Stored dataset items

START

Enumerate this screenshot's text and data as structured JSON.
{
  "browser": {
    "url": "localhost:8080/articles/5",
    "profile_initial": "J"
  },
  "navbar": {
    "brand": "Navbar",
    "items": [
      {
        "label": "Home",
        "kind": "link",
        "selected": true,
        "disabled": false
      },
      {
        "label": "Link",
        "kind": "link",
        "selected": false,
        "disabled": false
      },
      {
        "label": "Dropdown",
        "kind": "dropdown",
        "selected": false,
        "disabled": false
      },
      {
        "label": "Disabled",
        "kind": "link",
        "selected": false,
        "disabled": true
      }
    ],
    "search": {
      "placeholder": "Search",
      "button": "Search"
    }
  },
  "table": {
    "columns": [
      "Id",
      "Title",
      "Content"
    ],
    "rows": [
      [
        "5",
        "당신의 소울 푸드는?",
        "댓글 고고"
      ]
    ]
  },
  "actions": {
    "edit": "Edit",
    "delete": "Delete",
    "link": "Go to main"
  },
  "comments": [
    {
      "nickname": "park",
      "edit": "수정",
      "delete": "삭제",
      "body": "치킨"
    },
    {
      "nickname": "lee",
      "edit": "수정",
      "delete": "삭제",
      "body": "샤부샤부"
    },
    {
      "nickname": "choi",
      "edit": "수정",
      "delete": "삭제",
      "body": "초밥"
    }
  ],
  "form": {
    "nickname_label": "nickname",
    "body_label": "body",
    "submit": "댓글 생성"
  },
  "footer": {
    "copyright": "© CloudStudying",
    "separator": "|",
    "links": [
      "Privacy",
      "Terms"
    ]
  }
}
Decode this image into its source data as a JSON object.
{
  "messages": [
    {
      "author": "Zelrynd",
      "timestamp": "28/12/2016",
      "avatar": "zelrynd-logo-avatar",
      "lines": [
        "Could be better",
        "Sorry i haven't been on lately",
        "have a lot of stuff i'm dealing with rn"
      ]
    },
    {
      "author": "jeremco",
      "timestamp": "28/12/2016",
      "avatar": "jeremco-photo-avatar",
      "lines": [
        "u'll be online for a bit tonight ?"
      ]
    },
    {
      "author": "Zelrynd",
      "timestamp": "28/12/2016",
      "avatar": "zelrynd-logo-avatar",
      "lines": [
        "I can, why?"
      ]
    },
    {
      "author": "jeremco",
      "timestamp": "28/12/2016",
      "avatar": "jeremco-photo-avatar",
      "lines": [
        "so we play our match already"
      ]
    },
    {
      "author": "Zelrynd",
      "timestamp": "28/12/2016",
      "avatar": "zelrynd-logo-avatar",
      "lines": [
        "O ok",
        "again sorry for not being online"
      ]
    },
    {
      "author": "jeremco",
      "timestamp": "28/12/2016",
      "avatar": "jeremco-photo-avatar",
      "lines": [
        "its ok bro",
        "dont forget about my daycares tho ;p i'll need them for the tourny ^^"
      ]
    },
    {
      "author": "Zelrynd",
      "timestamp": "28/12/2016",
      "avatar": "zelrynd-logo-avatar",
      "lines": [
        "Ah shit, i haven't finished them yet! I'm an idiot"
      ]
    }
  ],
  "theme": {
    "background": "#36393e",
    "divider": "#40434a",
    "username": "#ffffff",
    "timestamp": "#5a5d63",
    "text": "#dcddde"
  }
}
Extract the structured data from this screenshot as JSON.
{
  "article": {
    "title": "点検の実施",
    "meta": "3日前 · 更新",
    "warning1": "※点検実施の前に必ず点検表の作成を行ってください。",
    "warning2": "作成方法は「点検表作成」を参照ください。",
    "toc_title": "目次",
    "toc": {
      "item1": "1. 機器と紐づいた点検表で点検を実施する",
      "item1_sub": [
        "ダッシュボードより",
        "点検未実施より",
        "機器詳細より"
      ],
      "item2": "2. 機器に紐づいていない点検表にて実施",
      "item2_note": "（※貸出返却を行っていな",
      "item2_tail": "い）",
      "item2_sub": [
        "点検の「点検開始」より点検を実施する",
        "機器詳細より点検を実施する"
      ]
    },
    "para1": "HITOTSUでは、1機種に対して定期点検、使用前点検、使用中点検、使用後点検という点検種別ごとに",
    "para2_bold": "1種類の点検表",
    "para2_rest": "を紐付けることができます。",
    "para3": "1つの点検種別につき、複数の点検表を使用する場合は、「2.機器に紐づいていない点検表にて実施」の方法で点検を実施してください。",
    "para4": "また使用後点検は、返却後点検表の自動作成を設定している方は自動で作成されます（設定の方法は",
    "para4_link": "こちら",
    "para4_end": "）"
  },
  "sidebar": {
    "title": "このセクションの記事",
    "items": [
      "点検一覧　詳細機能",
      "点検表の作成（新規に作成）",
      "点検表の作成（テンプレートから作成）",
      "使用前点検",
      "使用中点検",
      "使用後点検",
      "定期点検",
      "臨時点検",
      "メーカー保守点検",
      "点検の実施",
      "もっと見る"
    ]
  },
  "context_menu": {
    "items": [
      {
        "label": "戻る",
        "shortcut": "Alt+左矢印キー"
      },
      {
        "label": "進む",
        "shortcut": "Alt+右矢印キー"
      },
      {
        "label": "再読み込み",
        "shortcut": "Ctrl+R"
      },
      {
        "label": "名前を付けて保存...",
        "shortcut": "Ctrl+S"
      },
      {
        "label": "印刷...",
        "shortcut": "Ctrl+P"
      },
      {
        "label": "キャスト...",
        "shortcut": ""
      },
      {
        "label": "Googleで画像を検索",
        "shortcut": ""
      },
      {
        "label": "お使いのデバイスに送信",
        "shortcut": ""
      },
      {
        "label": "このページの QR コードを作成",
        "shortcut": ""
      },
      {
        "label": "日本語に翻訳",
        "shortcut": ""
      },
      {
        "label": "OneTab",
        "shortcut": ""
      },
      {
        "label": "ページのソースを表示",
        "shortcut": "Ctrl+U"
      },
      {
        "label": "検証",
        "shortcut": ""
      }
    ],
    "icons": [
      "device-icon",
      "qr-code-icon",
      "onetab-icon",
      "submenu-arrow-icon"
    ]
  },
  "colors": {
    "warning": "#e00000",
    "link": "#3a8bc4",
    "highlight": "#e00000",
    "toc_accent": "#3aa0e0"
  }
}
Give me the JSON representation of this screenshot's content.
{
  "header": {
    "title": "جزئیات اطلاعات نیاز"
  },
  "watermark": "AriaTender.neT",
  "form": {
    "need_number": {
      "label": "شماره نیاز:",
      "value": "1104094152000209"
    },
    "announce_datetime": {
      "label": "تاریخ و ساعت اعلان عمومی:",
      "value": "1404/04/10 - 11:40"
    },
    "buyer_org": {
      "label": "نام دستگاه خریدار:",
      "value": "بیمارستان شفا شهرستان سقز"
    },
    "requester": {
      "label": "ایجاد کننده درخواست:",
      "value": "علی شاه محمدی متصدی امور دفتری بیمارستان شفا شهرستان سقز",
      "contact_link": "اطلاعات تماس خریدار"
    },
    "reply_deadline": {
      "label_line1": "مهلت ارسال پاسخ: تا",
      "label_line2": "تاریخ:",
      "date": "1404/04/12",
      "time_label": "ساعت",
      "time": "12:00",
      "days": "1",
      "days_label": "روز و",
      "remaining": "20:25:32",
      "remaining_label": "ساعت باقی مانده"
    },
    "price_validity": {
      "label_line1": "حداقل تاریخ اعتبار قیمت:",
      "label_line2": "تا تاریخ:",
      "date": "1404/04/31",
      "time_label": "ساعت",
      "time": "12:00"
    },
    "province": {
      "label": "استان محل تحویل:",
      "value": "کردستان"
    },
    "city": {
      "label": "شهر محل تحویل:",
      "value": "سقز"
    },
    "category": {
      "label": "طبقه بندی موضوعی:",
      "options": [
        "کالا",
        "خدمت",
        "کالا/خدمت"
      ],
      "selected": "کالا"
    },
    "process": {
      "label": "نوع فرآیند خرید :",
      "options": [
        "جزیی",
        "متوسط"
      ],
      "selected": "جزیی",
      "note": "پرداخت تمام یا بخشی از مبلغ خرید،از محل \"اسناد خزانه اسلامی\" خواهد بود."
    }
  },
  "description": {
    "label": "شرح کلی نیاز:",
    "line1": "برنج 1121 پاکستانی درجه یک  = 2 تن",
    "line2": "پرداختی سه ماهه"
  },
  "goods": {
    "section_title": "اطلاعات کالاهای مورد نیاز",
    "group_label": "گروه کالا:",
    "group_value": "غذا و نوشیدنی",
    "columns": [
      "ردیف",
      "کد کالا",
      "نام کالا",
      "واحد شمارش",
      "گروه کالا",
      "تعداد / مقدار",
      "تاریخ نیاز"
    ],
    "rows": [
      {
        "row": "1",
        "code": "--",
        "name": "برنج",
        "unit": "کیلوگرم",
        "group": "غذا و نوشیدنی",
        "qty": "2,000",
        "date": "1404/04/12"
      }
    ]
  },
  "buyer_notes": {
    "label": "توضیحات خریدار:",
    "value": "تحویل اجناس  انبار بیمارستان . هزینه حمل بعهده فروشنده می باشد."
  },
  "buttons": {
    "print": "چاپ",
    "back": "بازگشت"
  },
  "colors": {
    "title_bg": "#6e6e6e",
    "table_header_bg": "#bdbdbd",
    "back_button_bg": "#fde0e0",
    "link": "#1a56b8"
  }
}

END

In the entries above, locate every line with the word "شهرستان" and copy it.

      "value": "بیمارستان شفا شهرستان سقز"
      "value": "علی شاه محمدی متصدی امور دفتری بیمارستان شفا شهرستان سقز",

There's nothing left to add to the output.